- _TEXT SEGMENT_
┌──
Olutayo "Tayo" Fabuluje (born July 17, 1991) is a former American football tackle. He played college football for TCU. Fabuluje was drafted by the Chicago Bears in the sixth round of the 2015 NFL Draft.

College career
In 2010, Tayo Fabuluje redshirted at BYU. He then transferred to TCU, after which he sat out the 2011 season due to transfer rules. During the 2012 season, Fabuluje played all thirteen games, starting in twelve of them. During the 2013 season, he did not play football. He transferred back to BYU, but had no contact with the football team. During the 2014 season, Fabuluje was an Honorable Mention All-Big 12 player. He started twelve games at Left Tackle.

Professional career

Chicago Bears
The Chicago Bears selected Fabuluje with the seventh pick of the sixth round in the 2015 NFL Draft, making him the 183rd pick overall. In his rookie season, Fabuluje violated the NFL's performance-enhancing drug policy and was suspended for four games.
└──
- _STORED DATA_
┌──
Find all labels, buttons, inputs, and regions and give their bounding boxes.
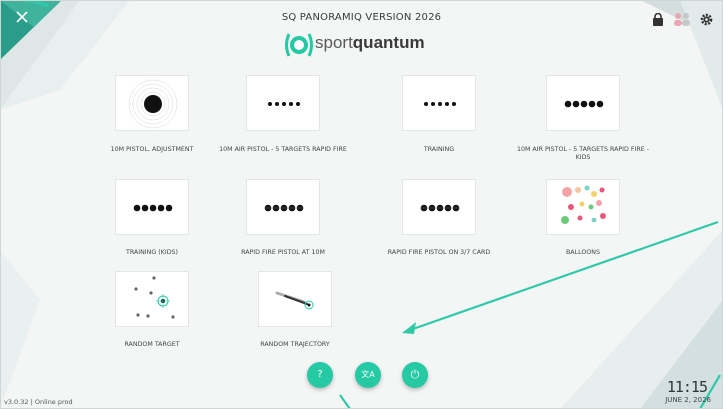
└──
- _STATED GOAL A_
Copy the passage of the Tayo Fabuluje biography that starts at "College career" and ends at "for four games.".
- _STATED GOAL B_
Write what comes next in the Tayo Fabuluje biography, picking up after its final sentence.

- _EXERCISE RESPONSE A_
College career
In 2010, Tayo Fabuluje redshirted at BYU. He then transferred to TCU, after which he sat out the 2011 season due to transfer rules. During the 2012 season, Fabuluje played all thirteen games, starting in twelve of them. During the 2013 season, he did not play football. He transferred back to BYU, but had no contact with the football team. During the 2014 season, Fabuluje was an Honorable Mention All-Big 12 player. He started twelve games at Left Tackle.

Professional career

Chicago Bears
The Chicago Bears selected Fabuluje with the seventh pick of the sixth round in the 2015 NFL Draft, making him the 183rd pick overall. In his rookie season, Fabuluje violated the NFL's performance-enhancing drug policy and was suspended for four games.

- _EXERCISE RESPONSE B_
Baltimore Brigade (AFL)
On June 21, 2017, Fabuluje was assigned to the Baltimore Brigade of the Arena Football League.

San Antonio Commanders (AAF)
On October 12, 2018, Fabuluje was signed by the San Antonio Commanders of the AAF. He was released following the team's initial mini-camp in December 2018.

Memphis Express (AAF)
In January 2019, Fabuluje signed with the Memphis Express of the AAF. However, he did not make the final roster. He was placed on injured reserve after clearing waivers. The league ceased operations in April 2019.

Houston Roughnecks
Fabuluje was drafted in the 2020 XFL Draft by the Houston Roughnecks. He was waived on January 13, 2020.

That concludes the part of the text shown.